**Task details**
Apart from the images, output the data below exactly.

(Data records)
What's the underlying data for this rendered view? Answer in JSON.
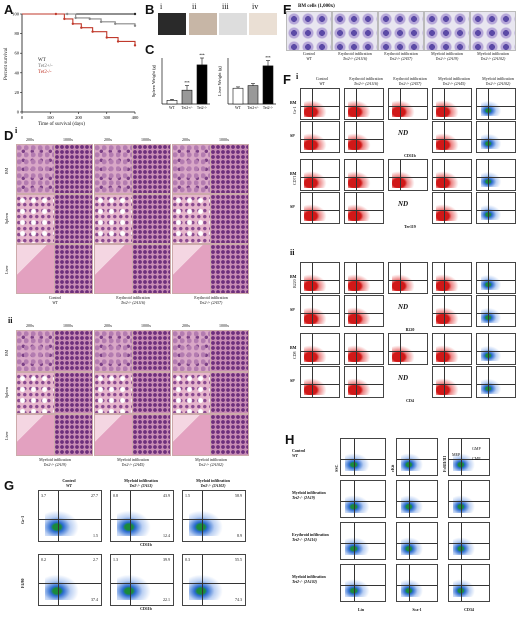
{
  "panel_labels": {
    "A": "A",
    "B": "B",
    "C": "C",
    "D": "D",
    "E": "E",
    "F": "F",
    "G": "G",
    "H": "H"
  },
  "survival": {
    "ylabel": "Percent survival",
    "xlabel": "Time of survival (days)",
    "y_ticks": [
      "100",
      "80",
      "60",
      "40",
      "20",
      "0"
    ],
    "x_ticks": [
      "0",
      "100",
      "200",
      "300",
      "400"
    ],
    "legend": [
      "WT",
      "Tet2+/-",
      "Tet2-/-"
    ],
    "series": [
      {
        "name": "WT",
        "color": "#222222",
        "points": [
          [
            0,
            100
          ],
          [
            400,
            100
          ]
        ]
      },
      {
        "name": "Tet2+/-",
        "color": "#888888",
        "points": [
          [
            0,
            100
          ],
          [
            160,
            100
          ],
          [
            190,
            96
          ],
          [
            240,
            95
          ],
          [
            280,
            92
          ],
          [
            330,
            90
          ],
          [
            400,
            88
          ]
        ]
      },
      {
        "name": "Tet2-/-",
        "color": "#c0392b",
        "points": [
          [
            0,
            100
          ],
          [
            120,
            100
          ],
          [
            150,
            95
          ],
          [
            180,
            90
          ],
          [
            210,
            86
          ],
          [
            250,
            82
          ],
          [
            300,
            76
          ],
          [
            340,
            72
          ],
          [
            400,
            68
          ]
        ]
      }
    ]
  },
  "panel_B": {
    "subs": [
      "i",
      "ii",
      "iii",
      "iv"
    ],
    "captions": [
      "WT",
      "Tet2-/-\n(2A48)",
      "WT",
      "Tet2-/-\n(2A48)",
      "WT",
      "Tet2-/-\n(2A48)",
      "WT",
      "Tet2-/-\n(2A48)"
    ]
  },
  "chart_data": [
    {
      "type": "bar",
      "title": "",
      "ylabel": "Spleen Weight (g)",
      "categories": [
        "WT",
        "Tet2+/-",
        "Tet2-/-"
      ],
      "values": [
        0.08,
        0.3,
        0.85
      ],
      "errors": [
        0.02,
        0.1,
        0.15
      ],
      "ylim": [
        0,
        1
      ],
      "sig": [
        "",
        "***",
        "***"
      ]
    },
    {
      "type": "bar",
      "title": "",
      "ylabel": "Liver Weight (g)",
      "categories": [
        "WT",
        "Tet2+/-",
        "Tet2-/-"
      ],
      "values": [
        1.2,
        1.4,
        2.9
      ],
      "errors": [
        0.1,
        0.15,
        0.4
      ],
      "ylim": [
        0,
        3.5
      ],
      "sig": [
        "",
        "",
        "***"
      ]
    }
  ],
  "panel_D": {
    "mag": [
      "200x",
      "1000x"
    ],
    "rows": [
      "BM",
      "Spleen",
      "Liver"
    ],
    "i_cols": [
      [
        "Control",
        "WT"
      ],
      [
        "Erythroid infiltration",
        "Tet2-/- (2A116)"
      ],
      [
        "Erythroid infiltration",
        "Tet2-/- (2A57)"
      ]
    ],
    "ii_cols": [
      [
        "Myeloid infiltration",
        "Tet2-/- (2A19)"
      ],
      [
        "Myeloid infiltration",
        "Tet2-/- (2A45)"
      ],
      [
        "Myeloid infiltration",
        "Tet2-/- (2A102)"
      ]
    ],
    "sub_i": "i",
    "sub_ii": "ii"
  },
  "panel_E": {
    "title": "BM cells (1,000x)",
    "cols": [
      [
        "Control",
        "WT"
      ],
      [
        "Erythroid infiltration",
        "Tet2-/- (2A116)"
      ],
      [
        "Erythroid infiltration",
        "Tet2-/- (2A57)"
      ],
      [
        "Myeloid infiltration",
        "Tet2-/- (2A19)"
      ],
      [
        "Myeloid infiltration",
        "Tet2-/- (2A102)"
      ]
    ]
  },
  "panel_F": {
    "sub_i": "i",
    "sub_ii": "ii",
    "cols": [
      [
        "Control",
        "WT"
      ],
      [
        "Erythroid infiltration",
        "Tet2-/- (2A116)"
      ],
      [
        "Erythroid infiltration",
        "Tet2-/- (2A57)"
      ],
      [
        "Myeloid infiltration",
        "Tet2-/- (2A45)"
      ],
      [
        "Myeloid infiltration",
        "Tet2-/- (2A102)"
      ]
    ],
    "rows": [
      "BM",
      "SP",
      "BM",
      "SP",
      "BM",
      "SP",
      "BM",
      "SP"
    ],
    "yaxes": [
      "Gr-1",
      "CD71",
      "B220",
      "CD8"
    ],
    "xaxes": [
      "CD11b",
      "Ter119",
      "B220",
      "CD4"
    ],
    "nd": "ND"
  },
  "panel_G": {
    "cols": [
      [
        "Control",
        "WT"
      ],
      [
        "Myeloid infiltration",
        "Tet2-/- (2A53)"
      ],
      [
        "Myeloid infiltration",
        "Tet2-/- (2A102)"
      ]
    ],
    "ylabels": [
      "Gr-1",
      "F4/80"
    ],
    "xlabels": [
      "CD11b",
      "CD11b"
    ],
    "row1": [
      [
        "3.7",
        "27.7",
        "1.5"
      ],
      [
        "0.8",
        "43.9",
        "12.4"
      ],
      [
        "1.5",
        "58.9",
        "8.9"
      ]
    ],
    "row2": [
      [
        "0.2",
        "2.7",
        "37.4"
      ],
      [
        "1.3",
        "39.9",
        "22.1"
      ],
      [
        "0.3",
        "55.5",
        "74.3"
      ]
    ]
  },
  "panel_H": {
    "rows": [
      [
        "Control",
        "WT"
      ],
      [
        "Myeloid infiltration",
        "Tet2-/- (2A19)"
      ],
      [
        "Erythroid infiltration",
        "Tet2-/- (2A116)"
      ],
      [
        "Myeloid infiltration",
        "Tet2-/- (2A102)"
      ]
    ],
    "ylabels": [
      "SSC",
      "cKit",
      "FcRII/III"
    ],
    "xlabels": [
      "Lin",
      "Sca-1",
      "CD34"
    ],
    "gates": [
      "GMP",
      "CMP",
      "MEP"
    ]
  }
}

**Completed task**
What's the underlying data for this rendered view? Answer in JSON.
{
  "panel_labels": {
    "A": "A",
    "B": "B",
    "C": "C",
    "D": "D",
    "E": "E",
    "F": "F",
    "G": "G",
    "H": "H"
  },
  "survival": {
    "ylabel": "Percent survival",
    "xlabel": "Time of survival (days)",
    "y_ticks": [
      "100",
      "80",
      "60",
      "40",
      "20",
      "0"
    ],
    "x_ticks": [
      "0",
      "100",
      "200",
      "300",
      "400"
    ],
    "legend": [
      "WT",
      "Tet2+/-",
      "Tet2-/-"
    ],
    "series": [
      {
        "name": "WT",
        "color": "#222222",
        "points": [
          [
            0,
            100
          ],
          [
            400,
            100
          ]
        ]
      },
      {
        "name": "Tet2+/-",
        "color": "#888888",
        "points": [
          [
            0,
            100
          ],
          [
            160,
            100
          ],
          [
            190,
            96
          ],
          [
            240,
            95
          ],
          [
            280,
            92
          ],
          [
            330,
            90
          ],
          [
            400,
            88
          ]
        ]
      },
      {
        "name": "Tet2-/-",
        "color": "#c0392b",
        "points": [
          [
            0,
            100
          ],
          [
            120,
            100
          ],
          [
            150,
            95
          ],
          [
            180,
            90
          ],
          [
            210,
            86
          ],
          [
            250,
            82
          ],
          [
            300,
            76
          ],
          [
            340,
            72
          ],
          [
            400,
            68
          ]
        ]
      }
    ]
  },
  "panel_B": {
    "subs": [
      "i",
      "ii",
      "iii",
      "iv"
    ],
    "captions": [
      "WT",
      "Tet2-/-\n(2A48)",
      "WT",
      "Tet2-/-\n(2A48)",
      "WT",
      "Tet2-/-\n(2A48)",
      "WT",
      "Tet2-/-\n(2A48)"
    ]
  },
  "chart_data": [
    {
      "type": "bar",
      "title": "",
      "ylabel": "Spleen Weight (g)",
      "categories": [
        "WT",
        "Tet2+/-",
        "Tet2-/-"
      ],
      "values": [
        0.08,
        0.3,
        0.85
      ],
      "errors": [
        0.02,
        0.1,
        0.15
      ],
      "ylim": [
        0,
        1
      ],
      "sig": [
        "",
        "***",
        "***"
      ]
    },
    {
      "type": "bar",
      "title": "",
      "ylabel": "Liver Weight (g)",
      "categories": [
        "WT",
        "Tet2+/-",
        "Tet2-/-"
      ],
      "values": [
        1.2,
        1.4,
        2.9
      ],
      "errors": [
        0.1,
        0.15,
        0.4
      ],
      "ylim": [
        0,
        3.5
      ],
      "sig": [
        "",
        "",
        "***"
      ]
    }
  ],
  "panel_D": {
    "mag": [
      "200x",
      "1000x"
    ],
    "rows": [
      "BM",
      "Spleen",
      "Liver"
    ],
    "i_cols": [
      [
        "Control",
        "WT"
      ],
      [
        "Erythroid infiltration",
        "Tet2-/- (2A116)"
      ],
      [
        "Erythroid infiltration",
        "Tet2-/- (2A57)"
      ]
    ],
    "ii_cols": [
      [
        "Myeloid infiltration",
        "Tet2-/- (2A19)"
      ],
      [
        "Myeloid infiltration",
        "Tet2-/- (2A45)"
      ],
      [
        "Myeloid infiltration",
        "Tet2-/- (2A102)"
      ]
    ],
    "sub_i": "i",
    "sub_ii": "ii"
  },
  "panel_E": {
    "title": "BM cells (1,000x)",
    "cols": [
      [
        "Control",
        "WT"
      ],
      [
        "Erythroid infiltration",
        "Tet2-/- (2A116)"
      ],
      [
        "Erythroid infiltration",
        "Tet2-/- (2A57)"
      ],
      [
        "Myeloid infiltration",
        "Tet2-/- (2A19)"
      ],
      [
        "Myeloid infiltration",
        "Tet2-/- (2A102)"
      ]
    ]
  },
  "panel_F": {
    "sub_i": "i",
    "sub_ii": "ii",
    "cols": [
      [
        "Control",
        "WT"
      ],
      [
        "Erythroid infiltration",
        "Tet2-/- (2A116)"
      ],
      [
        "Erythroid infiltration",
        "Tet2-/- (2A57)"
      ],
      [
        "Myeloid infiltration",
        "Tet2-/- (2A45)"
      ],
      [
        "Myeloid infiltration",
        "Tet2-/- (2A102)"
      ]
    ],
    "rows": [
      "BM",
      "SP",
      "BM",
      "SP",
      "BM",
      "SP",
      "BM",
      "SP"
    ],
    "yaxes": [
      "Gr-1",
      "CD71",
      "B220",
      "CD8"
    ],
    "xaxes": [
      "CD11b",
      "Ter119",
      "B220",
      "CD4"
    ],
    "nd": "ND"
  },
  "panel_G": {
    "cols": [
      [
        "Control",
        "WT"
      ],
      [
        "Myeloid infiltration",
        "Tet2-/- (2A53)"
      ],
      [
        "Myeloid infiltration",
        "Tet2-/- (2A102)"
      ]
    ],
    "ylabels": [
      "Gr-1",
      "F4/80"
    ],
    "xlabels": [
      "CD11b",
      "CD11b"
    ],
    "row1": [
      [
        "3.7",
        "27.7",
        "1.5"
      ],
      [
        "0.8",
        "43.9",
        "12.4"
      ],
      [
        "1.5",
        "58.9",
        "8.9"
      ]
    ],
    "row2": [
      [
        "0.2",
        "2.7",
        "37.4"
      ],
      [
        "1.3",
        "39.9",
        "22.1"
      ],
      [
        "0.3",
        "55.5",
        "74.3"
      ]
    ]
  },
  "panel_H": {
    "rows": [
      [
        "Control",
        "WT"
      ],
      [
        "Myeloid infiltration",
        "Tet2-/- (2A19)"
      ],
      [
        "Erythroid infiltration",
        "Tet2-/- (2A116)"
      ],
      [
        "Myeloid infiltration",
        "Tet2-/- (2A102)"
      ]
    ],
    "ylabels": [
      "SSC",
      "cKit",
      "FcRII/III"
    ],
    "xlabels": [
      "Lin",
      "Sca-1",
      "CD34"
    ],
    "gates": [
      "GMP",
      "CMP",
      "MEP"
    ]
  }
}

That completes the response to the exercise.